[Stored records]
- - - -

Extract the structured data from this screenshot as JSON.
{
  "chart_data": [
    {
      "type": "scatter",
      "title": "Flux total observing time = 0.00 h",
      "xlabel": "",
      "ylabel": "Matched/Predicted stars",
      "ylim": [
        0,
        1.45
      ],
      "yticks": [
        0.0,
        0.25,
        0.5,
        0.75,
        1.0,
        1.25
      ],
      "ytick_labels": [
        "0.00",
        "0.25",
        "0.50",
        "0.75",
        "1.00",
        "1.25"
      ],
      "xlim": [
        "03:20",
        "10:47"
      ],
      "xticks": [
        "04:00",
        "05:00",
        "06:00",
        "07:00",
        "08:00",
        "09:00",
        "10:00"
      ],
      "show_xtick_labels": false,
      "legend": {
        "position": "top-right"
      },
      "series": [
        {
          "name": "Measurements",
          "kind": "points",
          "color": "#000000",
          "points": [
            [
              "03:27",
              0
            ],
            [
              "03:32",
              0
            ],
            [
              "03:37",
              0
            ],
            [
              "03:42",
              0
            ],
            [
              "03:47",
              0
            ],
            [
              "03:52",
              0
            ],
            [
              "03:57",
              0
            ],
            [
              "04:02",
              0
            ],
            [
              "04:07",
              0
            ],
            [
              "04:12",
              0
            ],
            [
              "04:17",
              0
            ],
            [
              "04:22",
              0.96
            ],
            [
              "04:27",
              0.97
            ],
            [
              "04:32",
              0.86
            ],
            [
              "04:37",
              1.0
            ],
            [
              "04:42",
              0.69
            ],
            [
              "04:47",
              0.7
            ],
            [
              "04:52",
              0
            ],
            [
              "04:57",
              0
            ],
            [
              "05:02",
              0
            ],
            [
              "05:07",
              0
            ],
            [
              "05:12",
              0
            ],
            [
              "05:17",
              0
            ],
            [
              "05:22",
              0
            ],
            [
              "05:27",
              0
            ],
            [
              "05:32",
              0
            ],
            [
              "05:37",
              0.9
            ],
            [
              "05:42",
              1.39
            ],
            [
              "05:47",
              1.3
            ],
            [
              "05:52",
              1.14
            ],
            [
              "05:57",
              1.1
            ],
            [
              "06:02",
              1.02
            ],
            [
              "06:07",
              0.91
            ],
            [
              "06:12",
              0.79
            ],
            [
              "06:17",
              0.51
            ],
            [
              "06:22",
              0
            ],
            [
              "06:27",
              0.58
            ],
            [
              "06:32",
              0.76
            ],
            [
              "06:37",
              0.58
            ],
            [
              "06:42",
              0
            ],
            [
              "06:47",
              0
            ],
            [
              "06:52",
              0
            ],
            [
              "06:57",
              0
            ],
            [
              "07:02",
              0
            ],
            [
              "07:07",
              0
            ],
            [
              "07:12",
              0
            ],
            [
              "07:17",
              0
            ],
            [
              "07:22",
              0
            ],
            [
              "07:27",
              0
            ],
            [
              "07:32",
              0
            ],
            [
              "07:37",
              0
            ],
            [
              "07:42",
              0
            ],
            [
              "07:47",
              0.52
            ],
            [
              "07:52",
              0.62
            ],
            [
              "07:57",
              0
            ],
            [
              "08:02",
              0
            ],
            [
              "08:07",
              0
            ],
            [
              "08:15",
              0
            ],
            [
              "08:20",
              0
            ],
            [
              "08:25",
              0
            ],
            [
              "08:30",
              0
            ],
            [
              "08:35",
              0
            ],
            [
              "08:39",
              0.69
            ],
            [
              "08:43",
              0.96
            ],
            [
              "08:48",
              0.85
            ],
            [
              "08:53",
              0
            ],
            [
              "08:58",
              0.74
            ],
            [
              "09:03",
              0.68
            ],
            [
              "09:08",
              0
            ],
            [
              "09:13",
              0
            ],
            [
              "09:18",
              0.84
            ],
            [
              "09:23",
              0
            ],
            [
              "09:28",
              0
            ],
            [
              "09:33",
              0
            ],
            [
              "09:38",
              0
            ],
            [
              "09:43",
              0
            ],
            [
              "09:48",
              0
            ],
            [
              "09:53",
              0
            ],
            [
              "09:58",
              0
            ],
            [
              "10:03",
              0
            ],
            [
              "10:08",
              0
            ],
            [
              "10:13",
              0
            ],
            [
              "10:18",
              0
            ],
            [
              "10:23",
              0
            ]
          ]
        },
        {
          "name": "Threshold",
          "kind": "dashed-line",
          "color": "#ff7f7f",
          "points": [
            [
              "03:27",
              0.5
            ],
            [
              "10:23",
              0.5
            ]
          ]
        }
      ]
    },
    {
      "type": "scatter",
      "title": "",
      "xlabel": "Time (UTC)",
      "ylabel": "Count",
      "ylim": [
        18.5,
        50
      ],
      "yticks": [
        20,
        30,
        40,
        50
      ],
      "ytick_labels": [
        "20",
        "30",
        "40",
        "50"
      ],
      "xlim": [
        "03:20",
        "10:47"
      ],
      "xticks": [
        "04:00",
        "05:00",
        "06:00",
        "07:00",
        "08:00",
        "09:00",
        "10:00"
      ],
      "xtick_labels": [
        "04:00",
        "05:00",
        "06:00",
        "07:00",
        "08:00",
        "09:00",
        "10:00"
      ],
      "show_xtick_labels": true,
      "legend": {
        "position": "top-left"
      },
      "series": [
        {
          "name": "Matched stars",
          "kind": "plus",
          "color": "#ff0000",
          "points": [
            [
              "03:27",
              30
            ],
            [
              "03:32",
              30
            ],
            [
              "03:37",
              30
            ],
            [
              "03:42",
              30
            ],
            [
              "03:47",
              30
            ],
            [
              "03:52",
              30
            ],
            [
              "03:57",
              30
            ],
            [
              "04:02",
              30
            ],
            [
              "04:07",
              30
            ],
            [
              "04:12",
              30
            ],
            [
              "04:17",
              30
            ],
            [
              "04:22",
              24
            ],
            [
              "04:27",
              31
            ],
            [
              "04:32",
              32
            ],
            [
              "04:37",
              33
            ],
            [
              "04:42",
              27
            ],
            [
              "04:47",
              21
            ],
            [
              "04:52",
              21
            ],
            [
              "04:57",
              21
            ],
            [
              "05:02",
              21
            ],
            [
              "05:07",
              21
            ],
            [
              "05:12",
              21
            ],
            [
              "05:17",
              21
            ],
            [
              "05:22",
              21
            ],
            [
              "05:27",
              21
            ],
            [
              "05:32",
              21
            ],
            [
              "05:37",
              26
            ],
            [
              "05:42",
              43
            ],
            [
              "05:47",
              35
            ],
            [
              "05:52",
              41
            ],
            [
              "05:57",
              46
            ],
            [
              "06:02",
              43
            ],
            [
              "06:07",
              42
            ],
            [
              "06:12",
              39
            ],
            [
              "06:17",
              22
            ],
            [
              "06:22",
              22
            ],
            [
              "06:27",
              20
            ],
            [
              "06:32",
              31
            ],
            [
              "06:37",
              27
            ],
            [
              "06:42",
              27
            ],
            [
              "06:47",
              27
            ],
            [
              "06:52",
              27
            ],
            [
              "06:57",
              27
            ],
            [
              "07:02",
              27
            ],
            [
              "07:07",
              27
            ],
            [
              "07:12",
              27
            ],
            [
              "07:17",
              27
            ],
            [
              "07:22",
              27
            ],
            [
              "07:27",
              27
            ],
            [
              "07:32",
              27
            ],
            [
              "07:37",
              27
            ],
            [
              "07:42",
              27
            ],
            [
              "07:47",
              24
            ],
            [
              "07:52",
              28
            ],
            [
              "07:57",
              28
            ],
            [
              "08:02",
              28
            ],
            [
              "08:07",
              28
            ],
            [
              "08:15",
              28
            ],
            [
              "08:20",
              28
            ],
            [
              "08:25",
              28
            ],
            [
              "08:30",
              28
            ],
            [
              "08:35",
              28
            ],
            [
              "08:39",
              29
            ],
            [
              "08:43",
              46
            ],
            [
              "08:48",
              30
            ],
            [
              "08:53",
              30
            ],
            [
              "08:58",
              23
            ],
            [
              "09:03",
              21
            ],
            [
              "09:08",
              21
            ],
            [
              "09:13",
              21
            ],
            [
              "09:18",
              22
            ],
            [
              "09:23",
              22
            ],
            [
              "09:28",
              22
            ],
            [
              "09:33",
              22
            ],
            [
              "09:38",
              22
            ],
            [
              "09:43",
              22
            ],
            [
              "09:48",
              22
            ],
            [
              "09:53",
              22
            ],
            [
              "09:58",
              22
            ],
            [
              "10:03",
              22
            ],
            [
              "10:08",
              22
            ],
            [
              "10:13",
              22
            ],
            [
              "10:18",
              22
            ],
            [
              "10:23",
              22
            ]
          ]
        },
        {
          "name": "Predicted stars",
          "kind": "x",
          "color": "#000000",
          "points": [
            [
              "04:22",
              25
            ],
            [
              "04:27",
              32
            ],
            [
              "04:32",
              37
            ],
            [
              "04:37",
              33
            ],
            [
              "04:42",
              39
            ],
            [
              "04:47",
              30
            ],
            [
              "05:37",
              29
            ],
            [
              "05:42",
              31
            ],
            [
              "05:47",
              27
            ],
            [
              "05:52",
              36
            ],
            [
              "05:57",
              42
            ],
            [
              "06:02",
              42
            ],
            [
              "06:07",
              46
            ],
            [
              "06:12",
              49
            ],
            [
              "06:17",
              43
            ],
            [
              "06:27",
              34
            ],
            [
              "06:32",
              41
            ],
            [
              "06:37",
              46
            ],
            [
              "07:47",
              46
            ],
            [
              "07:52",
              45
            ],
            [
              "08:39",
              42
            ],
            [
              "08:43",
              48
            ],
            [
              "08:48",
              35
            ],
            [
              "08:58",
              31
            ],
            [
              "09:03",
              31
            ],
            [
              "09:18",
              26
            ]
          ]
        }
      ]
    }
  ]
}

- - - -

**What this task involves:** Look through the records and gather every line containing "Matched".

**Correct response:**
      "ylabel": "Matched/Predicted stars",
          "name": "Matched stars",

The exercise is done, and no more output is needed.